*INSTRUCTIONS FOR THE TASK*
Can the data below be echoed back word for word?

*RECORDS FOR THE EXERCISE*

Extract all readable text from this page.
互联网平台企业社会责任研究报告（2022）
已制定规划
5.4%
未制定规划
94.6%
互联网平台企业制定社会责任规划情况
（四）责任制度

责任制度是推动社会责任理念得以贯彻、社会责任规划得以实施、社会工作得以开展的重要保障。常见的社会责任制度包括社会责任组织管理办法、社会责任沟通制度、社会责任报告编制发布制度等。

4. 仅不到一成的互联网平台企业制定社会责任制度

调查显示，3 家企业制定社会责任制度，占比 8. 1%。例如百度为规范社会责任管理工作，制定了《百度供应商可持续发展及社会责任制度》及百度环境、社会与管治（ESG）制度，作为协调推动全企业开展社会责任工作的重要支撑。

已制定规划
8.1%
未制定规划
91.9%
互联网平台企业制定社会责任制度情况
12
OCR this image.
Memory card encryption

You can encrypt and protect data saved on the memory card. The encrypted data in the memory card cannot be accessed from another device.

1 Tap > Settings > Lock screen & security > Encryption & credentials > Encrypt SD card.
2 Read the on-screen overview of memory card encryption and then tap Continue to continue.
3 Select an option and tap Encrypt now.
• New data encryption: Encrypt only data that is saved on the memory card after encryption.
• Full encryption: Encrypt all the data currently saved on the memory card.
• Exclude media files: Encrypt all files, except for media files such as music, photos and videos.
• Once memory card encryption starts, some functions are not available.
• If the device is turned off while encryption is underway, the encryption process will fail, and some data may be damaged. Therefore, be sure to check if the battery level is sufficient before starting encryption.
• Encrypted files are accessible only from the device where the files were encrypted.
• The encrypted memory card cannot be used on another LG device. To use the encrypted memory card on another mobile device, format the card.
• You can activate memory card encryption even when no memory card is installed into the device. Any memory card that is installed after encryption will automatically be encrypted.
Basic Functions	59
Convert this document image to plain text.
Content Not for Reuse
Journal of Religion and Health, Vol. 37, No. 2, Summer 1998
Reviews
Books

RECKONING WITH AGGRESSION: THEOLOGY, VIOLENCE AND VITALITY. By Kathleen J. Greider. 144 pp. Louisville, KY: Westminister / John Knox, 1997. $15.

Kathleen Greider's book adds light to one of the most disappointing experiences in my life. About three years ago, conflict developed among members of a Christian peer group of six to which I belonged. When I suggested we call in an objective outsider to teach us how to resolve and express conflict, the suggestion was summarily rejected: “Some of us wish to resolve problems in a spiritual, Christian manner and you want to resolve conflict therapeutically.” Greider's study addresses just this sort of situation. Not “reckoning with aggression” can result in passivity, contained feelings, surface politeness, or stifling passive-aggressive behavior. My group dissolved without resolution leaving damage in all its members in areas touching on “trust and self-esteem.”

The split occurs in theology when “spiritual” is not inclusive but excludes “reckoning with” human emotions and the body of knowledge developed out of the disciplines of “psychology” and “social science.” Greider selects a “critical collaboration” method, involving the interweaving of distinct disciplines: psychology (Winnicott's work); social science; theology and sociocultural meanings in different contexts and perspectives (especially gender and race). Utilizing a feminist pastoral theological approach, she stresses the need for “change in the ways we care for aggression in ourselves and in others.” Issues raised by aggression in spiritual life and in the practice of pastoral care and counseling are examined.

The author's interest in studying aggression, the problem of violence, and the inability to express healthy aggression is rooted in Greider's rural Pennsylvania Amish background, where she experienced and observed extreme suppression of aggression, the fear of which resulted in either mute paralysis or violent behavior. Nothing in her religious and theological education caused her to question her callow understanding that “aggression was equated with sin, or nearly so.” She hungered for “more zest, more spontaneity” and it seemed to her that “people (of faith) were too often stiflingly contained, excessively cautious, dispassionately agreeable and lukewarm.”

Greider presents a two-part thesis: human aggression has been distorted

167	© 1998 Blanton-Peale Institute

*ANSWER TO THE EXERCISE*
Extract all readable text from this page.
互联网平台企业社会责任研究报告（2022）
已制定规划
5.4%
未制定规划
94.6%
互联网平台企业制定社会责任规划情况
（四）责任制度

责任制度是推动社会责任理念得以贯彻、社会责任规划得以实施、社会工作得以开展的重要保障。常见的社会责任制度包括社会责任组织管理办法、社会责任沟通制度、社会责任报告编制发布制度等。

4. 仅不到一成的互联网平台企业制定社会责任制度

调查显示，3 家企业制定社会责任制度，占比 8. 1%。例如百度为规范社会责任管理工作，制定了《百度供应商可持续发展及社会责任制度》及百度环境、社会与管治（ESG）制度，作为协调推动全企业开展社会责任工作的重要支撑。

已制定规划
8.1%
未制定规划
91.9%
互联网平台企业制定社会责任制度情况
12
OCR this image.
Memory card encryption

You can encrypt and protect data saved on the memory card. The encrypted data in the memory card cannot be accessed from another device.

1 Tap > Settings > Lock screen & security > Encryption & credentials > Encrypt SD card.
2 Read the on-screen overview of memory card encryption and then tap Continue to continue.
3 Select an option and tap Encrypt now.
• New data encryption: Encrypt only data that is saved on the memory card after encryption.
• Full encryption: Encrypt all the data currently saved on the memory card.
• Exclude media files: Encrypt all files, except for media files such as music, photos and videos.
• Once memory card encryption starts, some functions are not available.
• If the device is turned off while encryption is underway, the encryption process will fail, and some data may be damaged. Therefore, be sure to check if the battery level is sufficient before starting encryption.
• Encrypted files are accessible only from the device where the files were encrypted.
• The encrypted memory card cannot be used on another LG device. To use the encrypted memory card on another mobile device, format the card.
• You can activate memory card encryption even when no memory card is installed into the device. Any memory card that is installed after encryption will automatically be encrypted.
Basic Functions	59
Convert this document image to plain text.
Content Not for Reuse
Journal of Religion and Health, Vol. 37, No. 2, Summer 1998
Reviews
Books

RECKONING WITH AGGRESSION: THEOLOGY, VIOLENCE AND VITALITY. By Kathleen J. Greider. 144 pp. Louisville, KY: Westminister / John Knox, 1997. $15.

Kathleen Greider's book adds light to one of the most disappointing experiences in my life. About three years ago, conflict developed among members of a Christian peer group of six to which I belonged. When I suggested we call in an objective outsider to teach us how to resolve and express conflict, the suggestion was summarily rejected: “Some of us wish to resolve problems in a spiritual, Christian manner and you want to resolve conflict therapeutically.” Greider's study addresses just this sort of situation. Not “reckoning with aggression” can result in passivity, contained feelings, surface politeness, or stifling passive-aggressive behavior. My group dissolved without resolution leaving damage in all its members in areas touching on “trust and self-esteem.”

The split occurs in theology when “spiritual” is not inclusive but excludes “reckoning with” human emotions and the body of knowledge developed out of the disciplines of “psychology” and “social science.” Greider selects a “critical collaboration” method, involving the interweaving of distinct disciplines: psychology (Winnicott's work); social science; theology and sociocultural meanings in different contexts and perspectives (especially gender and race). Utilizing a feminist pastoral theological approach, she stresses the need for “change in the ways we care for aggression in ourselves and in others.” Issues raised by aggression in spiritual life and in the practice of pastoral care and counseling are examined.

The author's interest in studying aggression, the problem of violence, and the inability to express healthy aggression is rooted in Greider's rural Pennsylvania Amish background, where she experienced and observed extreme suppression of aggression, the fear of which resulted in either mute paralysis or violent behavior. Nothing in her religious and theological education caused her to question her callow understanding that “aggression was equated with sin, or nearly so.” She hungered for “more zest, more spontaneity” and it seemed to her that “people (of faith) were too often stiflingly contained, excessively cautious, dispassionately agreeable and lukewarm.”

Greider presents a two-part thesis: human aggression has been distorted

167	© 1998 Blanton-Peale Institute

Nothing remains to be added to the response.